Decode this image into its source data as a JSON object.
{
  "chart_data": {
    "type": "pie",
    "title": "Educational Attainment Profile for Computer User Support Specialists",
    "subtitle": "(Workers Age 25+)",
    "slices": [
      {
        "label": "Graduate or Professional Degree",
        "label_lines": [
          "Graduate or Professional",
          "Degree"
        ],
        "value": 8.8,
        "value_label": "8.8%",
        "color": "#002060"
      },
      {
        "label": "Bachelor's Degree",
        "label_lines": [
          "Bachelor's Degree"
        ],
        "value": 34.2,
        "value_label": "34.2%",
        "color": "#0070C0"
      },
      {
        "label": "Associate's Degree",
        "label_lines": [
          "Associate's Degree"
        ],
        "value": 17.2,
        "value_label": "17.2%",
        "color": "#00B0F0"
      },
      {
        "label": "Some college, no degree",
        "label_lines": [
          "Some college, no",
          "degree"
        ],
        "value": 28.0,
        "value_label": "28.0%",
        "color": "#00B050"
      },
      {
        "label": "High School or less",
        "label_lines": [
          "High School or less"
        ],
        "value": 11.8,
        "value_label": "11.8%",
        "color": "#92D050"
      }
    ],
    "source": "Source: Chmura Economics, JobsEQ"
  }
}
:::::
§ Task to carry out: Copy out every line of the data that includes "college".

§ Output of the task:
        "label": "Some college, no degree",
          "Some college, no",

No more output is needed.